• **EXERCISE BRIEF**
Read the lines below and count those that have the word "Mycophenolate". Respond with the number only.

[MATERIAL FOR THIS EXERCISE]

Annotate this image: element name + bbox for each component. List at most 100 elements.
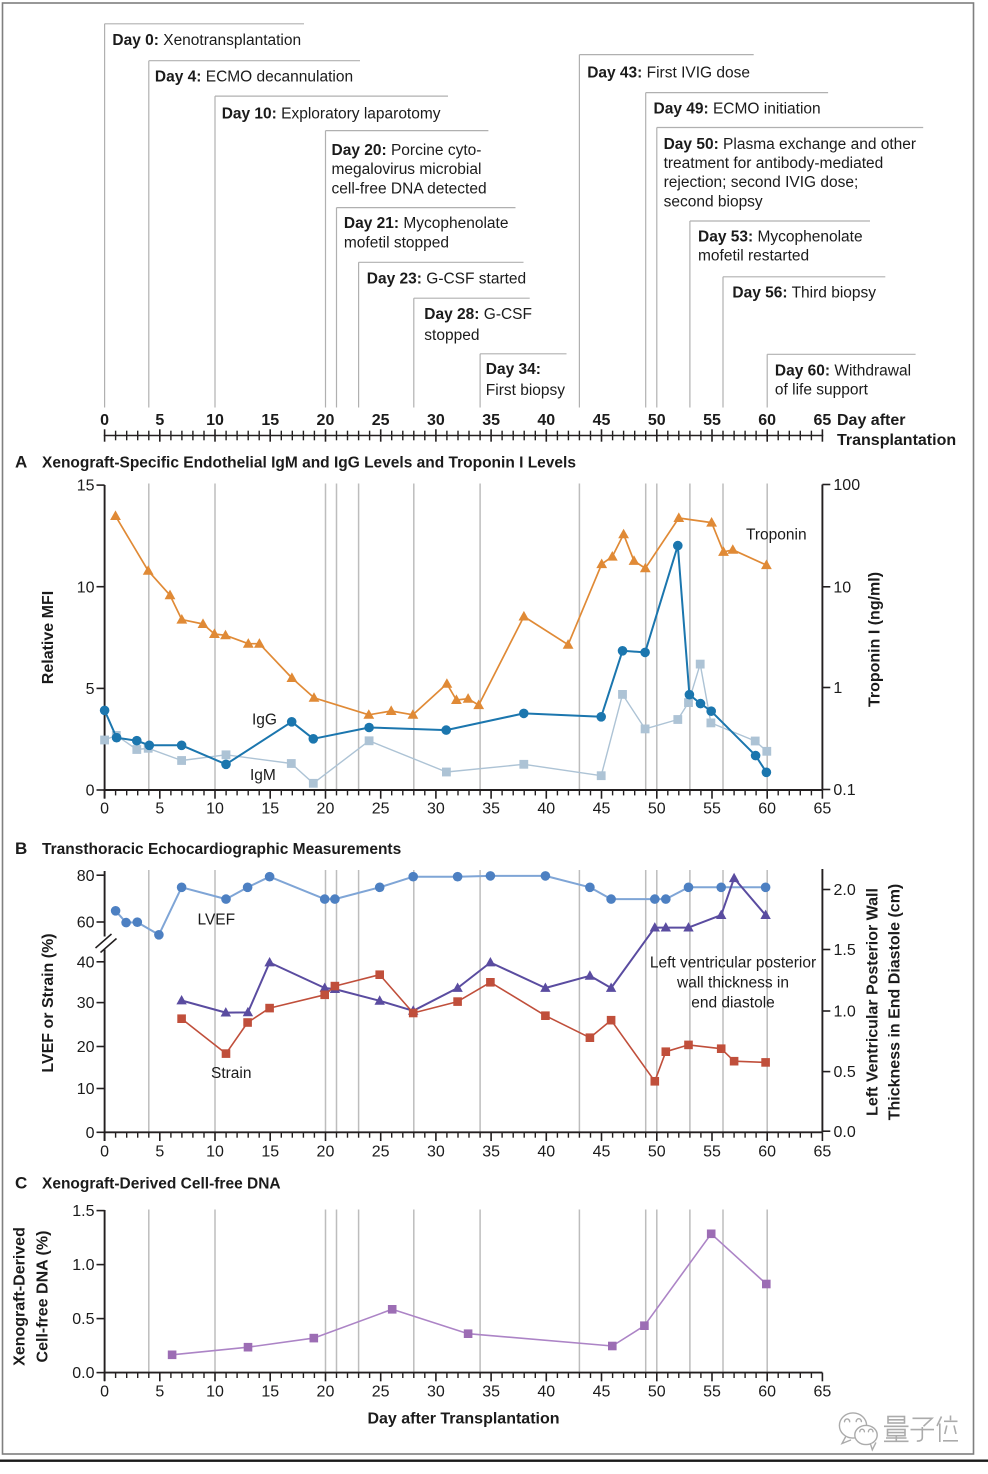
svg-text:Day 20: Porcine cyto-: Day 20: Porcine cyto- — [332, 142, 482, 159]
svg-text:Troponin I (ng/ml): Troponin I (ng/ml) — [867, 572, 884, 707]
svg-text:Day 56: Third biopsy: Day 56: Third biopsy — [732, 285, 876, 302]
svg-text:45: 45 — [593, 1383, 611, 1400]
svg-text:10: 10 — [206, 1144, 224, 1161]
svg-text:stopped: stopped — [424, 327, 479, 344]
svg-text:Day 4: ECMO decannulation: Day 4: ECMO decannulation — [155, 69, 353, 86]
svg-text:65: 65 — [813, 412, 831, 429]
svg-text:Xenograft-Specific Endothelial: Xenograft-Specific Endothelial IgM and I… — [42, 455, 576, 472]
svg-text:5: 5 — [155, 412, 164, 429]
svg-text:Cell-free DNA (%): Cell-free DNA (%) — [35, 1231, 52, 1363]
svg-text:treatment for antibody-mediate: treatment for antibody-mediated — [664, 155, 884, 172]
svg-text:45: 45 — [593, 1144, 611, 1161]
svg-text:0.5: 0.5 — [834, 1064, 856, 1081]
svg-text:Day 21: Mycophenolate: Day 21: Mycophenolate — [344, 215, 509, 232]
svg-text:65: 65 — [813, 1383, 831, 1400]
svg-text:mofetil restarted: mofetil restarted — [698, 248, 809, 265]
svg-text:50: 50 — [648, 801, 666, 818]
svg-text:55: 55 — [703, 1144, 721, 1161]
svg-text:15: 15 — [77, 478, 95, 495]
svg-text:0: 0 — [100, 1383, 109, 1400]
svg-text:0.1: 0.1 — [833, 782, 855, 799]
svg-text:Day 53: Mycophenolate: Day 53: Mycophenolate — [698, 228, 863, 245]
svg-text:Thickness in End Diastole (cm): Thickness in End Diastole (cm) — [887, 884, 904, 1121]
svg-text:55: 55 — [703, 412, 721, 429]
svg-text:60: 60 — [758, 412, 776, 429]
svg-text:20: 20 — [317, 801, 335, 818]
svg-text:0.0: 0.0 — [72, 1365, 94, 1382]
svg-text:B: B — [15, 839, 27, 858]
svg-text:Left Ventricular Posterior Wal: Left Ventricular Posterior Wall — [865, 888, 882, 1116]
svg-text:end diastole: end diastole — [691, 995, 775, 1012]
svg-text:15: 15 — [261, 412, 279, 429]
svg-text:15: 15 — [261, 801, 279, 818]
svg-text:1.5: 1.5 — [72, 1203, 94, 1220]
svg-text:Day 50: Plasma exchange and ot: Day 50: Plasma exchange and other — [664, 136, 916, 153]
svg-text:Day after: Day after — [837, 412, 905, 429]
svg-text:65: 65 — [813, 1144, 831, 1161]
svg-text:1.5: 1.5 — [834, 942, 856, 959]
svg-text:30: 30 — [427, 1144, 445, 1161]
svg-text:80: 80 — [77, 868, 95, 885]
svg-text:20: 20 — [77, 1039, 95, 1056]
svg-text:45: 45 — [593, 412, 611, 429]
svg-text:Strain: Strain — [211, 1065, 252, 1082]
svg-text:55: 55 — [703, 801, 721, 818]
svg-text:Day 34:: Day 34: — [486, 361, 541, 378]
svg-text:Day 60: Withdrawal: Day 60: Withdrawal — [775, 363, 911, 380]
svg-text:cell-free DNA detected: cell-free DNA detected — [332, 180, 487, 197]
svg-text:65: 65 — [813, 801, 831, 818]
svg-text:1: 1 — [833, 680, 842, 697]
svg-text:35: 35 — [482, 801, 500, 818]
svg-text:Day 43: First IVIG dose: Day 43: First IVIG dose — [587, 65, 750, 82]
svg-text:60: 60 — [758, 801, 776, 818]
svg-text:Relative MFI: Relative MFI — [40, 591, 57, 684]
svg-text:40: 40 — [537, 1144, 555, 1161]
svg-text:5: 5 — [155, 1383, 164, 1400]
svg-text:Left ventricular posterior: Left ventricular posterior — [650, 955, 816, 972]
svg-text:45: 45 — [593, 801, 611, 818]
svg-text:55: 55 — [703, 1383, 721, 1400]
svg-text:wall thickness in: wall thickness in — [676, 975, 789, 992]
svg-text:LVEF: LVEF — [198, 912, 236, 929]
svg-text:40: 40 — [537, 412, 555, 429]
svg-text:30: 30 — [77, 995, 95, 1012]
svg-text:second biopsy: second biopsy — [664, 193, 763, 210]
svg-text:0: 0 — [100, 412, 109, 429]
svg-text:Xenograft-Derived: Xenograft-Derived — [12, 1227, 29, 1366]
svg-text:2.0: 2.0 — [834, 882, 856, 899]
svg-text:15: 15 — [261, 1383, 279, 1400]
svg-text:35: 35 — [482, 412, 500, 429]
svg-text:Day 23: G-CSF started: Day 23: G-CSF started — [367, 270, 526, 287]
svg-text:Day after Transplantation: Day after Transplantation — [367, 1411, 559, 1428]
svg-text:1.0: 1.0 — [72, 1257, 94, 1274]
svg-text:100: 100 — [833, 477, 860, 494]
svg-text:LVEF or Strain (%): LVEF or Strain (%) — [40, 933, 57, 1072]
svg-text:Day 49: ECMO initiation: Day 49: ECMO initiation — [654, 100, 821, 117]
svg-text:Troponin: Troponin — [746, 527, 807, 544]
svg-text:1.0: 1.0 — [834, 1004, 856, 1021]
svg-text:30: 30 — [427, 801, 445, 818]
svg-text:Transthoracic Echocardiographi: Transthoracic Echocardiographic Measurem… — [42, 841, 401, 858]
svg-text:IgM: IgM — [250, 767, 276, 784]
svg-text:0: 0 — [86, 783, 95, 800]
svg-text:20: 20 — [317, 1144, 335, 1161]
svg-text:Day 10: Exploratory laparotomy: Day 10: Exploratory laparotomy — [222, 106, 441, 123]
svg-text:60: 60 — [758, 1383, 776, 1400]
svg-text:C: C — [15, 1174, 27, 1193]
svg-text:50: 50 — [648, 412, 666, 429]
svg-text:0: 0 — [100, 801, 109, 818]
svg-text:35: 35 — [482, 1144, 500, 1161]
svg-text:10: 10 — [833, 579, 851, 596]
svg-text:10: 10 — [77, 1081, 95, 1098]
svg-text:50: 50 — [648, 1144, 666, 1161]
svg-text:10: 10 — [206, 1383, 224, 1400]
svg-text:25: 25 — [372, 1144, 390, 1161]
svg-text:30: 30 — [427, 412, 445, 429]
svg-text:60: 60 — [758, 1144, 776, 1161]
svg-text:Day 28: G-CSF: Day 28: G-CSF — [424, 306, 532, 323]
svg-text:mofetil stopped: mofetil stopped — [344, 235, 449, 252]
svg-text:0.5: 0.5 — [72, 1311, 94, 1328]
svg-text:10: 10 — [206, 801, 224, 818]
svg-text:15: 15 — [261, 1144, 279, 1161]
svg-text:of life support: of life support — [775, 382, 869, 399]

[/MATERIAL FOR THIS EXERCISE]

• **FINISHED TASK**
2